EXTRAIT SOURCE:
※ ※ ※
Vous avez commencé à travailler depuis les années 80 avec des artistes africains tels que Salif Kéita, Youssou N’dour, etc. D’où vous vient cet amour pour les artistes et pour la musique vieux continent ?

Le premier artiste que j’ai rencontré s’appelle Fredua Adjimane. C’est un batteur ghanéen. C’est lui qui m’a fait voyager pour la première fois en Afrique en 1982. Pour ceux qui s’en souviennent, en janvier 1982, il a eu le coup d’état de Jerry Rawlings. En instaurant le couvre feu, notre projet musical est tombé à l’eau. J ai passé un mois dans une famille ghanéenne qui m’a fait découvrir cette vie africaine et cela m’a beaucoup plu. A l’époque, les maisons n’étaient pas fermées. Il n’y avait pas de clôture. Tu trouvais cinq générations sous le même toit, du plus jeune au plus vieux. On mangeait tous dans le même plat avec les mains. On se lavait avec un seul seau. Il n’y avait pas grande chose. Mais, il y avait la bonne humeur. Il y avait la joie. Il y a pleines de choses que je ne trouvais pas en occident. Et, tout ça m’a attiré vers ce continent. Quand je suis rentré à Paris, j’ai voulu rester en contact avec l’Afrique. Mon ami Adjimane m’a mis en contact avec de nombreux musiciens avec lesquels j’ai joué. Les musiciens que j’ai côtoyés, il y avait un guitariste du nom d’Alain Agbo qui m’a présenté quelqu’un qui a changé ma vie. Il s’appelait Prosper Niang. Il est décédé, paix à son âme. C’était le fondateur et batteur du groupe sénégalais Xalam 2. Il était la deuxième monture du groupe. Il m’a fait intégrer au groupe. Il y avait une osmose. C’est lui qui m’a fait rencontrer toutes les stars sénégalaises, même africaines dont Salif Keïta. Notre première rencontre s’est faite dans un studio où il était en répétition. Il m’avait dit qu’il cherchait un arrangeur et c’est dans cette circonstance que je me suis retrouvé à faire trois morceaux de son album «  Soro ». Le premier qu’il a fait en France.
※ ※ ※
CONTENU DES DONNÉES:
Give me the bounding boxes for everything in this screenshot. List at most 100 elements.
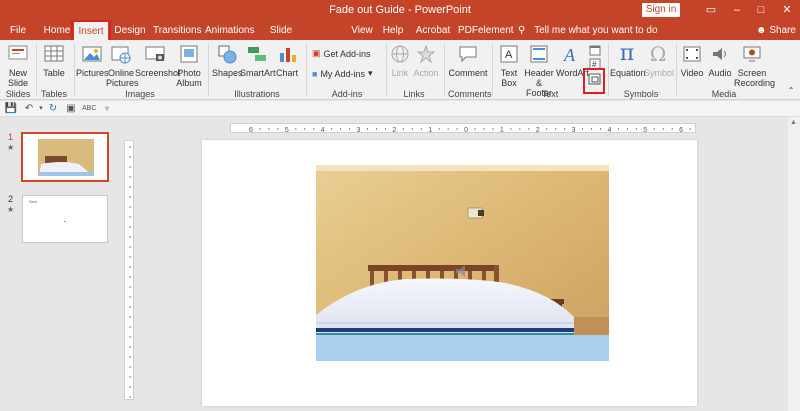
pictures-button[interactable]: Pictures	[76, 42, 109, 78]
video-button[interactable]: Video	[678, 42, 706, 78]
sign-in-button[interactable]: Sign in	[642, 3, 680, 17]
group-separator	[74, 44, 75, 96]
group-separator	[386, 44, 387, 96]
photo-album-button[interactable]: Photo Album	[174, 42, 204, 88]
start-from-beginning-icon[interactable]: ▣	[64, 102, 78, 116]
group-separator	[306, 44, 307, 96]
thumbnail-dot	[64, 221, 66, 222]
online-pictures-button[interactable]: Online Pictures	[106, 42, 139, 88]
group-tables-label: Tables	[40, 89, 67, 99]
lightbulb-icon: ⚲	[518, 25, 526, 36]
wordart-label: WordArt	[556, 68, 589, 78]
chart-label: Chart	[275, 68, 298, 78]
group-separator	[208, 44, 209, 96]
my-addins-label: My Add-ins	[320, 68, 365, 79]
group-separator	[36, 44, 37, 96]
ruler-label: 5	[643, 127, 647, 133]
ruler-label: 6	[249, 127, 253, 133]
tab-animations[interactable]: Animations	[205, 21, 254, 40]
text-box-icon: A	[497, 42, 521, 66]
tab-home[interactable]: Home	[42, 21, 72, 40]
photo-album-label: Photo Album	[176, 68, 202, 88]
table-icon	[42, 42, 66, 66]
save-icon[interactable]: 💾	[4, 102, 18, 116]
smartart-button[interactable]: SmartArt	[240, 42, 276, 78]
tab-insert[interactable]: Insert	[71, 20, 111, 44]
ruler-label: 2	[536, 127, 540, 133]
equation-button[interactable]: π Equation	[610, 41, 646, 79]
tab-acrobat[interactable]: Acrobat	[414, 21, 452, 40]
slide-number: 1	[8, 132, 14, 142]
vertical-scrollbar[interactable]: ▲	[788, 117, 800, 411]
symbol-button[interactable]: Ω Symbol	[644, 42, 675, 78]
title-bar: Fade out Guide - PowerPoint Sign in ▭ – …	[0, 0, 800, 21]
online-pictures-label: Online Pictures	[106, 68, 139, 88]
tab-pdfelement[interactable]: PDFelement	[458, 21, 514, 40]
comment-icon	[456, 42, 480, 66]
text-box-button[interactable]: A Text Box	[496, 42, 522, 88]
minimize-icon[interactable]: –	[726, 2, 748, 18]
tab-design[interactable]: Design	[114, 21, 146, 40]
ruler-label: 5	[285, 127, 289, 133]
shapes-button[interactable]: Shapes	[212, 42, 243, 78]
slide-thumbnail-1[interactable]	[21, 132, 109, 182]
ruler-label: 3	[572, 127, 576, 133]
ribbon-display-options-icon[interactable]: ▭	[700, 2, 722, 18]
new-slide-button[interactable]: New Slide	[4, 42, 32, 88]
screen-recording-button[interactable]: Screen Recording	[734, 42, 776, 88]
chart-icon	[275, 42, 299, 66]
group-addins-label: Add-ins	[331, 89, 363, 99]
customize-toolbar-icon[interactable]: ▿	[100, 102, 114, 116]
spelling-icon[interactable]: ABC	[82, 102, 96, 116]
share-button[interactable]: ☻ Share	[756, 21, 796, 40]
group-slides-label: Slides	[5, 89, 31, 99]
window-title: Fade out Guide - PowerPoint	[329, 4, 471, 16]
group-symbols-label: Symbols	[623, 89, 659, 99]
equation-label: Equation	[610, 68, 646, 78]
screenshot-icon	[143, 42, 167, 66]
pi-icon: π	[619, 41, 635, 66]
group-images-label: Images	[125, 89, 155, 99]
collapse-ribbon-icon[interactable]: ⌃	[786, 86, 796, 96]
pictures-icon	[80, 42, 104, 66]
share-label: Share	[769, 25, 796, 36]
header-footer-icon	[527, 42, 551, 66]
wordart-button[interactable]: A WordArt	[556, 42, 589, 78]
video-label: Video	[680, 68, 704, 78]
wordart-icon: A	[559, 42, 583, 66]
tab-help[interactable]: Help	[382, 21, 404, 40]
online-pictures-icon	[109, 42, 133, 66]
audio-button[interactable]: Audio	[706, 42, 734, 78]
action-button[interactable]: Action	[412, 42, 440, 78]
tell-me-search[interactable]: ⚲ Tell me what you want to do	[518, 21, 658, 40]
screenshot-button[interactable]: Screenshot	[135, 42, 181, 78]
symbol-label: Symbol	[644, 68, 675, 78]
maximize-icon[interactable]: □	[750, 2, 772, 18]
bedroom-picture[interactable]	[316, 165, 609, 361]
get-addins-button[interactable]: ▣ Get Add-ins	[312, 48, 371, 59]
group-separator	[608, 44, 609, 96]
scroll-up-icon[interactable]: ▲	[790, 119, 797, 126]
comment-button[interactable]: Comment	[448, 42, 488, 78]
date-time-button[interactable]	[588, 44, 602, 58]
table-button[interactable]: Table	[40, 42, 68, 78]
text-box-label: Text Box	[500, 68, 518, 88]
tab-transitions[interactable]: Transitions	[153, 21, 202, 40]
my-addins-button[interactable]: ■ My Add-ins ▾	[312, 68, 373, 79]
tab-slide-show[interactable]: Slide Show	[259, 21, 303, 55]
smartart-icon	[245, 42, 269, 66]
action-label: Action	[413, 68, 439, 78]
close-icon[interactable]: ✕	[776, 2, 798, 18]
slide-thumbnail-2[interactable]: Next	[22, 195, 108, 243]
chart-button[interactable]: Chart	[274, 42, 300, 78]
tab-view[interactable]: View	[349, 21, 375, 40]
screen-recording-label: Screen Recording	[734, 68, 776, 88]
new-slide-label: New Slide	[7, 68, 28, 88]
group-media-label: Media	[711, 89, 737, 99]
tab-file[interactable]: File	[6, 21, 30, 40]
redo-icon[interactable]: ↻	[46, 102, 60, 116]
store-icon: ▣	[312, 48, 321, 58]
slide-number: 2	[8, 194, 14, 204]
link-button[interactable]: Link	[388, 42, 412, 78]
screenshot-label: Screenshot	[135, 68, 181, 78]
※ ※ ※
CONSIGNES: Les affirmations suivantes concordent-elles avec l'extrait sur la musique africaine ? (a) Le premier voyage en Afrique a eu lieu en 1982. (b) Prosper Niang était le guitariste du groupe Xalam 2. (c) Le projet musical prévu au Ghana a pu aboutir malgré le couvre-feu. Répondez à chacune par oui ou par non, en citant les mots de l'extrait qui tranchent.

RÉPONSE:
(a) Oui : « C’est lui qui m’a fait voyager pour la première fois en Afrique en 1982. »
(b) Non : « C’était le fondateur et batteur du groupe sénégalais Xalam 2. »
(c) Non : « En instaurant le couvre feu, notre projet musical est tombé à l’eau. »